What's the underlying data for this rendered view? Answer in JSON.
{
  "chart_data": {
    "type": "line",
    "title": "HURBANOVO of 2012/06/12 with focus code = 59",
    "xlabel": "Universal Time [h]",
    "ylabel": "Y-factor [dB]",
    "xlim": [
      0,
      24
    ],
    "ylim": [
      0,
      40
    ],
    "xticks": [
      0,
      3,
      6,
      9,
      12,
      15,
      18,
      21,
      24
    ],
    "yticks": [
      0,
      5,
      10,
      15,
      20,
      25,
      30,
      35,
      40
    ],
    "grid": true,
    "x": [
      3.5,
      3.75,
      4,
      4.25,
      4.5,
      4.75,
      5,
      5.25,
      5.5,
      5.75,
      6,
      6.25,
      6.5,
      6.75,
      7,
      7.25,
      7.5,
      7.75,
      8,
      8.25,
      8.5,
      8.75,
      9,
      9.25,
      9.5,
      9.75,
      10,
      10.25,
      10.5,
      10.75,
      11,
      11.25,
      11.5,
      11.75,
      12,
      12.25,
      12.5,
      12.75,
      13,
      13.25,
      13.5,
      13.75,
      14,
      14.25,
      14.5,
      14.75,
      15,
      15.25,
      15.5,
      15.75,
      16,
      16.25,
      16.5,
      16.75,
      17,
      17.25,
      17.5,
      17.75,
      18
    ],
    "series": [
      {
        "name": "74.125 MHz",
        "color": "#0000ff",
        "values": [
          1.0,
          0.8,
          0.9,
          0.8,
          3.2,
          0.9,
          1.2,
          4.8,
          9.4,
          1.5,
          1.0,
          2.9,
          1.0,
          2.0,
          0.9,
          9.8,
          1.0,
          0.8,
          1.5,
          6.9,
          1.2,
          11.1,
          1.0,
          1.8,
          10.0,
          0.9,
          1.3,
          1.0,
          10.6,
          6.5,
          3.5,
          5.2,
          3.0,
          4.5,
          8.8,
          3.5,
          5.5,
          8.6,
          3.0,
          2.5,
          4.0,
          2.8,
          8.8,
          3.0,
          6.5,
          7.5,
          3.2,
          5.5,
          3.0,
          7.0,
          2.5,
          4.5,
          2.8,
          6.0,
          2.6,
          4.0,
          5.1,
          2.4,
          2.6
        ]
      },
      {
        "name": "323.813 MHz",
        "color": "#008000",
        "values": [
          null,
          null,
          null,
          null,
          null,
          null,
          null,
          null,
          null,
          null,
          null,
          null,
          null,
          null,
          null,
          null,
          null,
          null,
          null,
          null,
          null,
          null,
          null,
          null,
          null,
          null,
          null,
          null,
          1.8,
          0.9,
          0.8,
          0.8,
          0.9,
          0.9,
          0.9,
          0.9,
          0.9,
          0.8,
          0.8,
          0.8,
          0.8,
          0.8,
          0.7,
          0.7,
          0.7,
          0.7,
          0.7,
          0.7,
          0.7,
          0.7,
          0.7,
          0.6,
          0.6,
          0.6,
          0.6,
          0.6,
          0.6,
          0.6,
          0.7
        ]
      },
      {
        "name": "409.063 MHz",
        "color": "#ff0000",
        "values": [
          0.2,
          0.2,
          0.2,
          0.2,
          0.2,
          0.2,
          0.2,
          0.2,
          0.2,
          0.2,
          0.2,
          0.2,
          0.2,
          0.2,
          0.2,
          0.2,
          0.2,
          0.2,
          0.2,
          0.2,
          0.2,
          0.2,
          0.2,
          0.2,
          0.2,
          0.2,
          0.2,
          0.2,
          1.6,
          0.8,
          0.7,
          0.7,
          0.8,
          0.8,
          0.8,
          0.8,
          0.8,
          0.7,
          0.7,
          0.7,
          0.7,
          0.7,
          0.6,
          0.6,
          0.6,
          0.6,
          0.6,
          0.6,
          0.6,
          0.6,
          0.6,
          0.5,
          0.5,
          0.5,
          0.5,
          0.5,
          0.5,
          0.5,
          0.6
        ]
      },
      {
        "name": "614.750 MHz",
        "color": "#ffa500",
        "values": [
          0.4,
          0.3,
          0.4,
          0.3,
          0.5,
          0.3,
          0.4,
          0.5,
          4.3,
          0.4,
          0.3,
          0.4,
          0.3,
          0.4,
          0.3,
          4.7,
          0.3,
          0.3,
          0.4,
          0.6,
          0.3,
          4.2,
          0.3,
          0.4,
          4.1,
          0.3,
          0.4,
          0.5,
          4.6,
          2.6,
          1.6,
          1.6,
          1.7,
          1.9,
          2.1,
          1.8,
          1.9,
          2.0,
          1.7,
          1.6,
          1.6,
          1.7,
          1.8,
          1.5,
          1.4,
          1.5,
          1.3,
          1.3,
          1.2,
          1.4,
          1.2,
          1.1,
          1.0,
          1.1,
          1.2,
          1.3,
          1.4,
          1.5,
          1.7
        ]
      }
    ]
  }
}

※

### Requirement
Make a verbatim copy of every entry shown above.

### Output
What's the underlying data for this rendered view? Answer in JSON.
{
  "chart_data": {
    "type": "line",
    "title": "HURBANOVO of 2012/06/12 with focus code = 59",
    "xlabel": "Universal Time [h]",
    "ylabel": "Y-factor [dB]",
    "xlim": [
      0,
      24
    ],
    "ylim": [
      0,
      40
    ],
    "xticks": [
      0,
      3,
      6,
      9,
      12,
      15,
      18,
      21,
      24
    ],
    "yticks": [
      0,
      5,
      10,
      15,
      20,
      25,
      30,
      35,
      40
    ],
    "grid": true,
    "x": [
      3.5,
      3.75,
      4,
      4.25,
      4.5,
      4.75,
      5,
      5.25,
      5.5,
      5.75,
      6,
      6.25,
      6.5,
      6.75,
      7,
      7.25,
      7.5,
      7.75,
      8,
      8.25,
      8.5,
      8.75,
      9,
      9.25,
      9.5,
      9.75,
      10,
      10.25,
      10.5,
      10.75,
      11,
      11.25,
      11.5,
      11.75,
      12,
      12.25,
      12.5,
      12.75,
      13,
      13.25,
      13.5,
      13.75,
      14,
      14.25,
      14.5,
      14.75,
      15,
      15.25,
      15.5,
      15.75,
      16,
      16.25,
      16.5,
      16.75,
      17,
      17.25,
      17.5,
      17.75,
      18
    ],
    "series": [
      {
        "name": "74.125 MHz",
        "color": "#0000ff",
        "values": [
          1.0,
          0.8,
          0.9,
          0.8,
          3.2,
          0.9,
          1.2,
          4.8,
          9.4,
          1.5,
          1.0,
          2.9,
          1.0,
          2.0,
          0.9,
          9.8,
          1.0,
          0.8,
          1.5,
          6.9,
          1.2,
          11.1,
          1.0,
          1.8,
          10.0,
          0.9,
          1.3,
          1.0,
          10.6,
          6.5,
          3.5,
          5.2,
          3.0,
          4.5,
          8.8,
          3.5,
          5.5,
          8.6,
          3.0,
          2.5,
          4.0,
          2.8,
          8.8,
          3.0,
          6.5,
          7.5,
          3.2,
          5.5,
          3.0,
          7.0,
          2.5,
          4.5,
          2.8,
          6.0,
          2.6,
          4.0,
          5.1,
          2.4,
          2.6
        ]
      },
      {
        "name": "323.813 MHz",
        "color": "#008000",
        "values": [
          null,
          null,
          null,
          null,
          null,
          null,
          null,
          null,
          null,
          null,
          null,
          null,
          null,
          null,
          null,
          null,
          null,
          null,
          null,
          null,
          null,
          null,
          null,
          null,
          null,
          null,
          null,
          null,
          1.8,
          0.9,
          0.8,
          0.8,
          0.9,
          0.9,
          0.9,
          0.9,
          0.9,
          0.8,
          0.8,
          0.8,
          0.8,
          0.8,
          0.7,
          0.7,
          0.7,
          0.7,
          0.7,
          0.7,
          0.7,
          0.7,
          0.7,
          0.6,
          0.6,
          0.6,
          0.6,
          0.6,
          0.6,
          0.6,
          0.7
        ]
      },
      {
        "name": "409.063 MHz",
        "color": "#ff0000",
        "values": [
          0.2,
          0.2,
          0.2,
          0.2,
          0.2,
          0.2,
          0.2,
          0.2,
          0.2,
          0.2,
          0.2,
          0.2,
          0.2,
          0.2,
          0.2,
          0.2,
          0.2,
          0.2,
          0.2,
          0.2,
          0.2,
          0.2,
          0.2,
          0.2,
          0.2,
          0.2,
          0.2,
          0.2,
          1.6,
          0.8,
          0.7,
          0.7,
          0.8,
          0.8,
          0.8,
          0.8,
          0.8,
          0.7,
          0.7,
          0.7,
          0.7,
          0.7,
          0.6,
          0.6,
          0.6,
          0.6,
          0.6,
          0.6,
          0.6,
          0.6,
          0.6,
          0.5,
          0.5,
          0.5,
          0.5,
          0.5,
          0.5,
          0.5,
          0.6
        ]
      },
      {
        "name": "614.750 MHz",
        "color": "#ffa500",
        "values": [
          0.4,
          0.3,
          0.4,
          0.3,
          0.5,
          0.3,
          0.4,
          0.5,
          4.3,
          0.4,
          0.3,
          0.4,
          0.3,
          0.4,
          0.3,
          4.7,
          0.3,
          0.3,
          0.4,
          0.6,
          0.3,
          4.2,
          0.3,
          0.4,
          4.1,
          0.3,
          0.4,
          0.5,
          4.6,
          2.6,
          1.6,
          1.6,
          1.7,
          1.9,
          2.1,
          1.8,
          1.9,
          2.0,
          1.7,
          1.6,
          1.6,
          1.7,
          1.8,
          1.5,
          1.4,
          1.5,
          1.3,
          1.3,
          1.2,
          1.4,
          1.2,
          1.1,
          1.0,
          1.1,
          1.2,
          1.3,
          1.4,
          1.5,
          1.7
        ]
      }
    ]
  }
}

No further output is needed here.